Check each line of the material below for "they". Report how many have it, with no other words.

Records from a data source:

— START —

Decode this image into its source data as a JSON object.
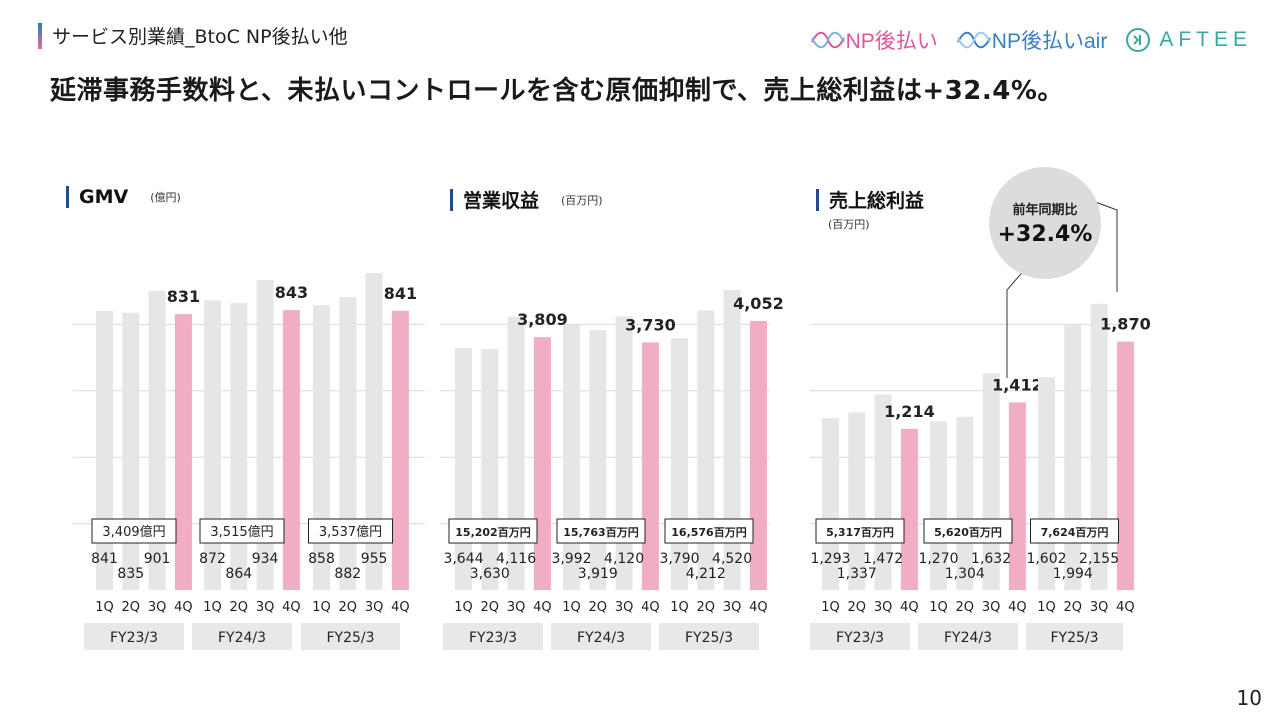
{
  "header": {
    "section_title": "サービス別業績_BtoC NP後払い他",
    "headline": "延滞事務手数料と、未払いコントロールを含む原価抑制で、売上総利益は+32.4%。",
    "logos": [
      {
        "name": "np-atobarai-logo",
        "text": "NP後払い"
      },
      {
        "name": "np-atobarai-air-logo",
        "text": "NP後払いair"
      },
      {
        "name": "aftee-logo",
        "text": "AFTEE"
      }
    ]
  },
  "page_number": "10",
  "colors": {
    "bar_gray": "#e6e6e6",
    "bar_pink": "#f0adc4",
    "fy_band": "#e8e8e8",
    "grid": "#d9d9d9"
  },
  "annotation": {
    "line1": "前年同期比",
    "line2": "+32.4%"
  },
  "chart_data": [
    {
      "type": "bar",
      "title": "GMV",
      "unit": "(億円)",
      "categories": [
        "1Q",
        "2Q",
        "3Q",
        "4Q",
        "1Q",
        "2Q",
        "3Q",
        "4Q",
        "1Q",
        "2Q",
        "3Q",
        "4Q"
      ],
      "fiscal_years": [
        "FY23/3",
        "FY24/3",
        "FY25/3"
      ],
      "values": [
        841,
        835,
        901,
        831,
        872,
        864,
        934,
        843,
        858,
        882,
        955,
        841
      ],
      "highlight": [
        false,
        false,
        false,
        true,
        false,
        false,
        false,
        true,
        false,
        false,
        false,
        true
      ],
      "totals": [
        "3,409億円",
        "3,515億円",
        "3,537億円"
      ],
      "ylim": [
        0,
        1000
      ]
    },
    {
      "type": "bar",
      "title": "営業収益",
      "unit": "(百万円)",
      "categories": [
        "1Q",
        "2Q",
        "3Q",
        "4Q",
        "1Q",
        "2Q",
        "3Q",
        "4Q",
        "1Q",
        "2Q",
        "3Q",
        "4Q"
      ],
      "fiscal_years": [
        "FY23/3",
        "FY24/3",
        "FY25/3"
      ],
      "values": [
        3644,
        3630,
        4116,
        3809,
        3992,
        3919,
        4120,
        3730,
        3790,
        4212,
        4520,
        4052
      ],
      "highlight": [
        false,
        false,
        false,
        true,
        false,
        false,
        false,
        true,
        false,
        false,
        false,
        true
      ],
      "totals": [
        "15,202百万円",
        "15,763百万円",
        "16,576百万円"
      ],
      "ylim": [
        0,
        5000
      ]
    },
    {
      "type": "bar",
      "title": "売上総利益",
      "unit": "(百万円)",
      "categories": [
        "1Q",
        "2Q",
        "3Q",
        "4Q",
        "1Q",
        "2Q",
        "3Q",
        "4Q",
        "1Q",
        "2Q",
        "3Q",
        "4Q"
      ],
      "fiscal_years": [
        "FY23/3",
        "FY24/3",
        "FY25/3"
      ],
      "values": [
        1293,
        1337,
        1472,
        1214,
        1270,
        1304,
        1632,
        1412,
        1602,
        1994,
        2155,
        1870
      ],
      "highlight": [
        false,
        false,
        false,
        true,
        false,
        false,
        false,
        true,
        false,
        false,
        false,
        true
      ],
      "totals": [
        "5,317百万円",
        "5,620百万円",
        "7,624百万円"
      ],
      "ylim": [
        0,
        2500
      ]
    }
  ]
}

— END —
— START —

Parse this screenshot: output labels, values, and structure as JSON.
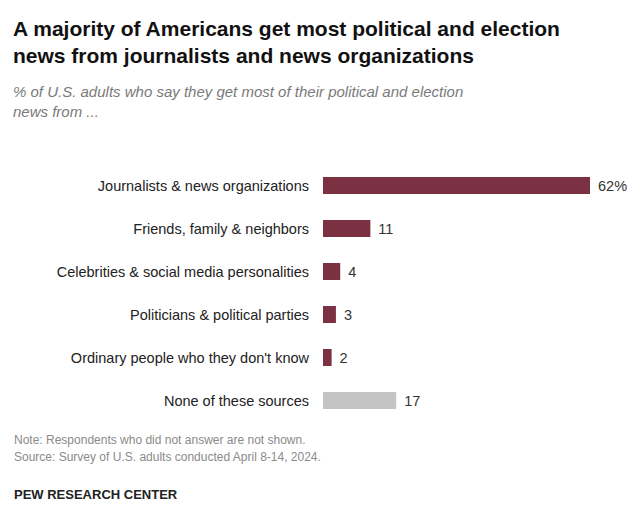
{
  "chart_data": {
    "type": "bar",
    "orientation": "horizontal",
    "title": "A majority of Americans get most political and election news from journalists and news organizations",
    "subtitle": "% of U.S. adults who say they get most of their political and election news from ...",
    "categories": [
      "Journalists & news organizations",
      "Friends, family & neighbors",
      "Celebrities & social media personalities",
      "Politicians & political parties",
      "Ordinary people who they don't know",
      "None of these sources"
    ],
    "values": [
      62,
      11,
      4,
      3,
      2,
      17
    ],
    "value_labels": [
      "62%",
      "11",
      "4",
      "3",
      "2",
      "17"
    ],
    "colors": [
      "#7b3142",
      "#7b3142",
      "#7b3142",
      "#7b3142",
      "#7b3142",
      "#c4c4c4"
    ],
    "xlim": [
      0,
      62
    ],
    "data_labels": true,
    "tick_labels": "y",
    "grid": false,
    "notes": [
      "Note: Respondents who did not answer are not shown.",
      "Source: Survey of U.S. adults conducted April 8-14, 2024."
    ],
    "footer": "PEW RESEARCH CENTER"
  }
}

— END —

* **Expected answer**: 2